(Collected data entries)
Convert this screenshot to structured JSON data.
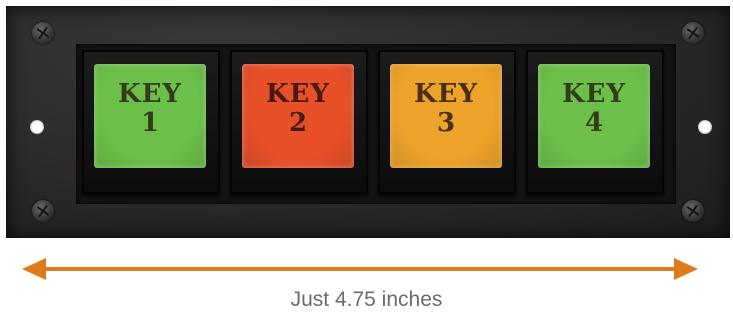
{
  "keys": [
    {
      "line1": "KEY",
      "line2": "1",
      "color": "#6cc04a",
      "text_color": "#333d1c"
    },
    {
      "line1": "KEY",
      "line2": "2",
      "color": "#e8502a",
      "text_color": "#4a1a10"
    },
    {
      "line1": "KEY",
      "line2": "3",
      "color": "#eda22a",
      "text_color": "#4a3010"
    },
    {
      "line1": "KEY",
      "line2": "4",
      "color": "#6cc04a",
      "text_color": "#333d1c"
    }
  ],
  "dimension_arrow": {
    "color": "#e07a1f"
  },
  "caption": "Just 4.75 inches"
}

Problem requirements. Transcribe all entries above exactly. Drop the pictures.

Finished task.
Convert this screenshot to structured JSON data.
{
  "keys": [
    {
      "line1": "KEY",
      "line2": "1",
      "color": "#6cc04a",
      "text_color": "#333d1c"
    },
    {
      "line1": "KEY",
      "line2": "2",
      "color": "#e8502a",
      "text_color": "#4a1a10"
    },
    {
      "line1": "KEY",
      "line2": "3",
      "color": "#eda22a",
      "text_color": "#4a3010"
    },
    {
      "line1": "KEY",
      "line2": "4",
      "color": "#6cc04a",
      "text_color": "#333d1c"
    }
  ],
  "dimension_arrow": {
    "color": "#e07a1f"
  },
  "caption": "Just 4.75 inches"
}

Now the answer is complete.